## What the exercise asks
Omit images. Retype all entries verbatim.

## Record set
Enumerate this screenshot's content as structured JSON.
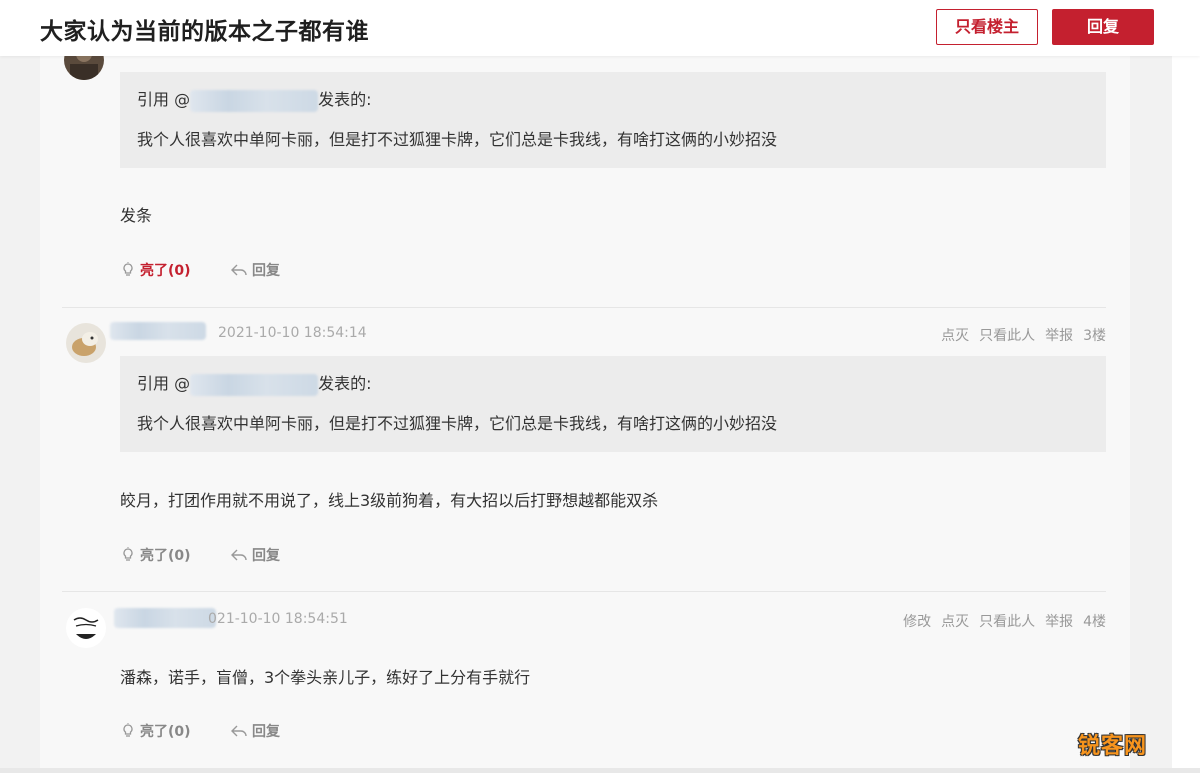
{
  "header": {
    "title": "大家认为当前的版本之子都有谁",
    "only_op_label": "只看楼主",
    "reply_label": "回复"
  },
  "posts": [
    {
      "quote_prefix": "引用 @",
      "quote_suffix": "发表的:",
      "quote_text": "我个人很喜欢中单阿卡丽，但是打不过狐狸卡牌，它们总是卡我线，有啥打这俩的小妙招没",
      "content": "发条",
      "like_label": "亮了(0)",
      "reply_label": "回复"
    },
    {
      "time": "2021-10-10 18:54:14",
      "menu": [
        "点灭",
        "只看此人",
        "举报",
        "3楼"
      ],
      "quote_prefix": "引用 @",
      "quote_suffix": "发表的:",
      "quote_text": "我个人很喜欢中单阿卡丽，但是打不过狐狸卡牌，它们总是卡我线，有啥打这俩的小妙招没",
      "content": "皎月，打团作用就不用说了，线上3级前狗着，有大招以后打野想越都能双杀",
      "like_label": "亮了(0)",
      "reply_label": "回复"
    },
    {
      "time": "021-10-10 18:54:51",
      "menu": [
        "修改",
        "点灭",
        "只看此人",
        "举报",
        "4楼"
      ],
      "content": "潘森，诺手，盲僧，3个拳头亲儿子，练好了上分有手就行",
      "like_label": "亮了(0)",
      "reply_label": "回复"
    }
  ],
  "watermark": "锐客网",
  "colors": {
    "accent": "#c4202f",
    "watermark": "#f7941d"
  }
}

## Solution to this problem
Enumerate this screenshot's content as structured JSON.
{
  "header": {
    "title": "大家认为当前的版本之子都有谁",
    "only_op_label": "只看楼主",
    "reply_label": "回复"
  },
  "posts": [
    {
      "quote_prefix": "引用 @",
      "quote_suffix": "发表的:",
      "quote_text": "我个人很喜欢中单阿卡丽，但是打不过狐狸卡牌，它们总是卡我线，有啥打这俩的小妙招没",
      "content": "发条",
      "like_label": "亮了(0)",
      "reply_label": "回复"
    },
    {
      "time": "2021-10-10 18:54:14",
      "menu": [
        "点灭",
        "只看此人",
        "举报",
        "3楼"
      ],
      "quote_prefix": "引用 @",
      "quote_suffix": "发表的:",
      "quote_text": "我个人很喜欢中单阿卡丽，但是打不过狐狸卡牌，它们总是卡我线，有啥打这俩的小妙招没",
      "content": "皎月，打团作用就不用说了，线上3级前狗着，有大招以后打野想越都能双杀",
      "like_label": "亮了(0)",
      "reply_label": "回复"
    },
    {
      "time": "021-10-10 18:54:51",
      "menu": [
        "修改",
        "点灭",
        "只看此人",
        "举报",
        "4楼"
      ],
      "content": "潘森，诺手，盲僧，3个拳头亲儿子，练好了上分有手就行",
      "like_label": "亮了(0)",
      "reply_label": "回复"
    }
  ],
  "watermark": "锐客网",
  "colors": {
    "accent": "#c4202f",
    "watermark": "#f7941d"
  }
}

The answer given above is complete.